■ Task objective: Gather the lines from the material that contain "bolt".

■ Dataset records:
↓↓↓

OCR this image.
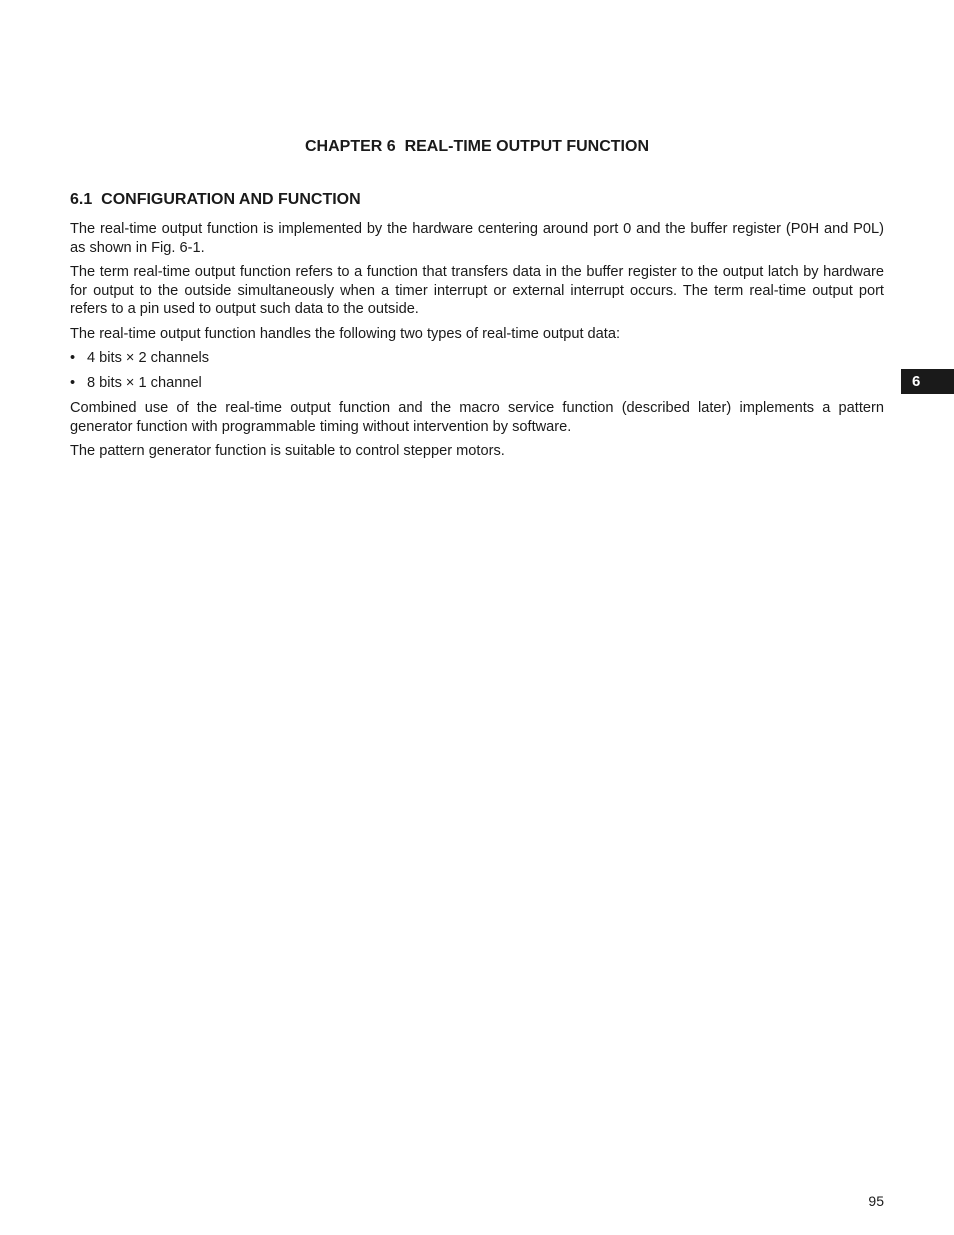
CHAPTER 6  REAL-TIME OUTPUT FUNCTION
6.1  CONFIGURATION AND FUNCTION

The real-time output function is implemented by the hardware centering around port 0 and the buffer register (P0H and P0L) as shown in Fig. 6-1.

The term real-time output function refers to a function that transfers data in the buffer register to the output latch by hardware for output to the outside simultaneously when a timer interrupt or external interrupt occurs. The term real-time output port refers to a pin used to output such data to the outside.

The real-time output function handles the following two types of real-time output data:

• 4 bits × 2 channels
• 8 bits × 1 channel

Combined use of the real-time output function and the macro service function (described later) implements a pattern generator function with programmable timing without intervention by software.

The pattern generator function is suitable to control stepper motors.

6
95
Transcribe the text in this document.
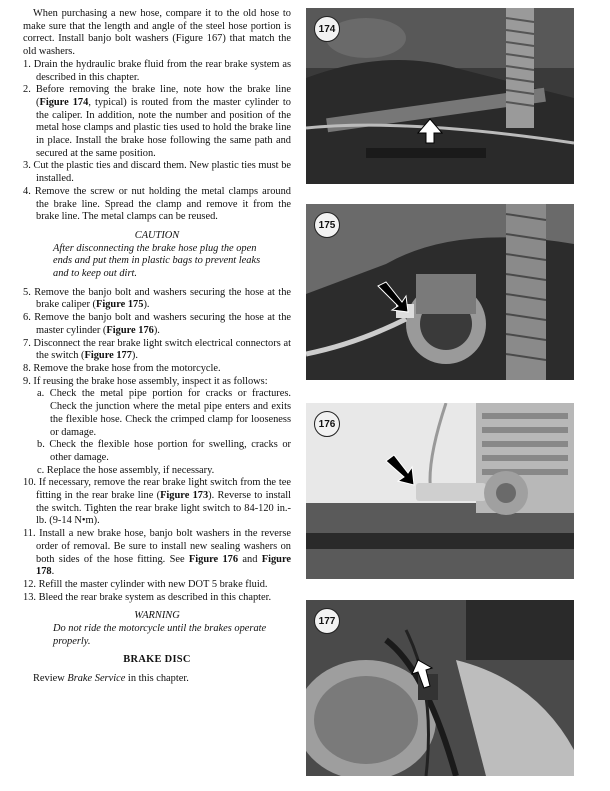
When purchasing a new hose, compare it to the old hose to make sure that the length and angle of the steel hose portion is correct. Install banjo bolt washers (Figure 167) that match the old washers.

1. Drain the hydraulic brake fluid from the rear brake system as described in this chapter.

2. Before removing the brake line, note how the brake line (Figure 174, typical) is routed from the master cylinder to the caliper. In addition, note the number and position of the metal hose clamps and plastic ties used to hold the brake line in place. Install the brake hose following the same path and secured at the same position.

3. Cut the plastic ties and discard them. New plastic ties must be installed.

4. Remove the screw or nut holding the metal clamps around the brake line. Spread the clamp and remove it from the brake line. The metal clamps can be reused.

CAUTION

After disconnecting the brake hose plug the open ends and put them in plastic bags to prevent leaks and to keep out dirt.

5. Remove the banjo bolt and washers securing the hose at the brake caliper (Figure 175).

6. Remove the banjo bolt and washers securing the hose at the master cylinder (Figure 176).

7. Disconnect the rear brake light switch electrical connectors at the switch (Figure 177).

8. Remove the brake hose from the motorcycle.

9. If reusing the brake hose assembly, inspect it as follows:

a. Check the metal pipe portion for cracks or fractures. Check the junction where the metal pipe enters and exits the flexible hose. Check the crimped clamp for looseness or damage.

b. Check the flexible hose portion for swelling, cracks or other damage.

c. Replace the hose assembly, if necessary.

10. If necessary, remove the rear brake light switch from the tee fitting in the rear brake line (Figure 173). Reverse to install the switch. Tighten the rear brake light switch to 84-120 in.-lb. (9-14 N•m).

11. Install a new brake hose, banjo bolt washers in the reverse order of removal. Be sure to install new sealing washers on both sides of the hose fitting. See Figure 176 and Figure 178.

12. Refill the master cylinder with new DOT 5 brake fluid.

13. Bleed the rear brake system as described in this chapter.

WARNING

Do not ride the motorcycle until the brakes operate properly.

BRAKE DISC

Review Brake Service in this chapter.

174
175
176
177
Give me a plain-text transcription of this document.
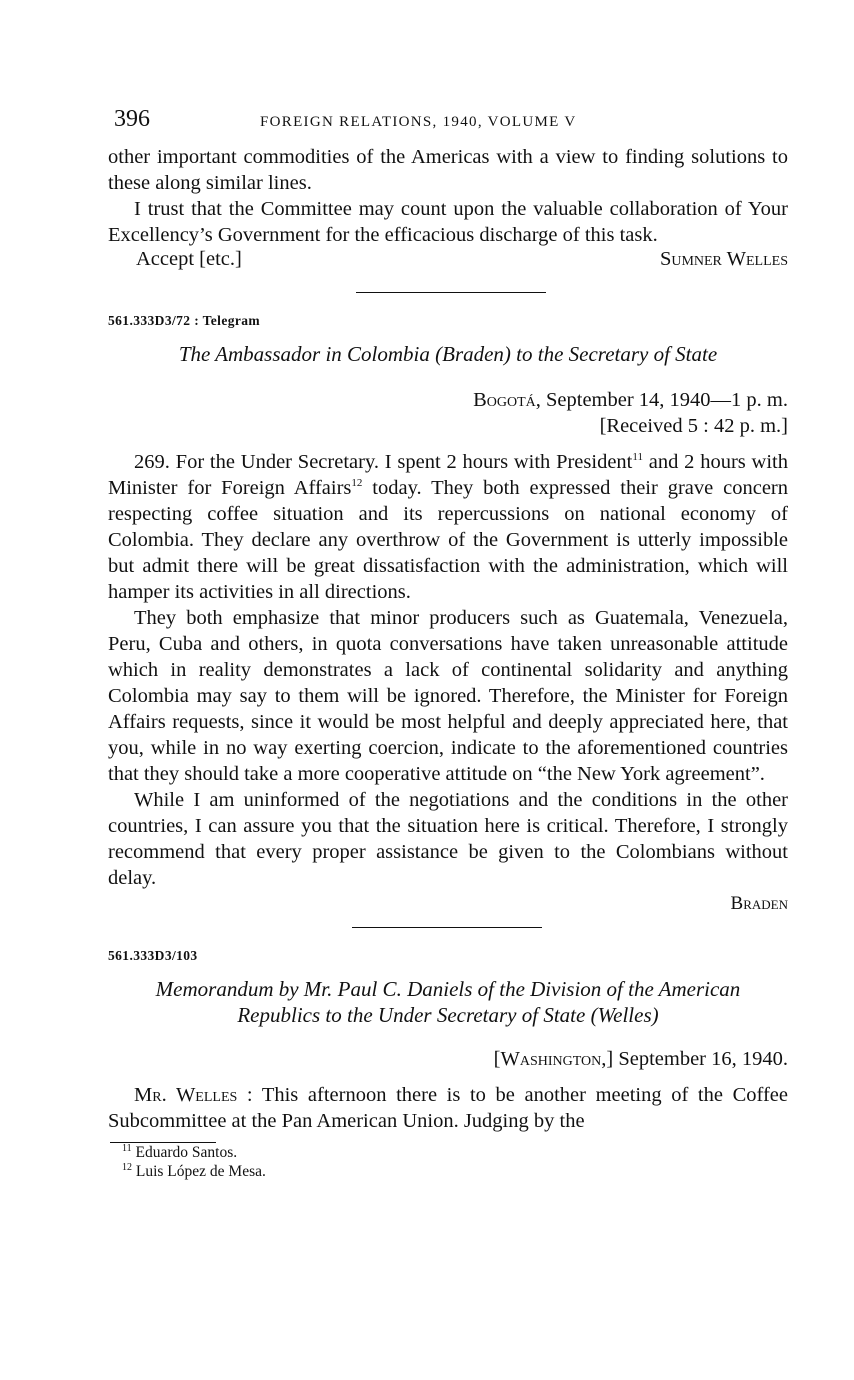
396	FOREIGN RELATIONS, 1940, VOLUME V

other important commodities of the Americas with a view to finding solutions to these along similar lines.

I trust that the Committee may count upon the valuable collaboration of Your Excellency’s Government for the efficacious discharge of this task.

Accept [etc.]	Sumner Welles
561.333D3/72 : Telegram
The Ambassador in Colombia (Braden) to the Secretary of State
Bogotá, September 14, 1940—1 p. m.
[Received 5 : 42 p. m.]

269. For the Under Secretary. I spent 2 hours with President$^{11}$ and 2 hours with Minister for Foreign Affairs$^{12}$ today. They both expressed their grave concern respecting coffee situation and its repercussions on national economy of Colombia. They declare any overthrow of the Government is utterly impossible but admit there will be great dissatisfaction with the administration, which will hamper its activities in all directions.

They both emphasize that minor producers such as Guatemala, Venezuela, Peru, Cuba and others, in quota conversations have taken unreasonable attitude which in reality demonstrates a lack of continental solidarity and anything Colombia may say to them will be ignored. Therefore, the Minister for Foreign Affairs requests, since it would be most helpful and deeply appreciated here, that you, while in no way exerting coercion, indicate to the aforementioned countries that they should take a more cooperative attitude on “the New York agreement”.

While I am uninformed of the negotiations and the conditions in the other countries, I can assure you that the situation here is critical. Therefore, I strongly recommend that every proper assistance be given to the Colombians without delay.

Braden
561.333D3/103
Memorandum by Mr. Paul C. Daniels of the Division of the American
Republics to the Under Secretary of State (Welles)
[Washington,] September 16, 1940.

Mr. Welles : This afternoon there is to be another meeting of the Coffee Subcommittee at the Pan American Union. Judging by the

$^{11}$ Eduardo Santos.
$^{12}$ Luis López de Mesa.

↑↑↑

■ Solution to this exercise:
When purchasing a new hose, compare it to the old hose to make sure that the length and angle of the steel hose portion is correct. Install banjo bolt washers (Figure 167) that match the old washers.
5. Remove the banjo bolt and washers securing the hose at the brake caliper (Figure 175).
6. Remove the banjo bolt and washers securing the hose at the master cylinder (Figure 176).
11. Install a new brake hose, banjo bolt washers in the reverse order of removal. Be sure to install new sealing washers on both sides of the hose fitting. See Figure 176 and Figure 178.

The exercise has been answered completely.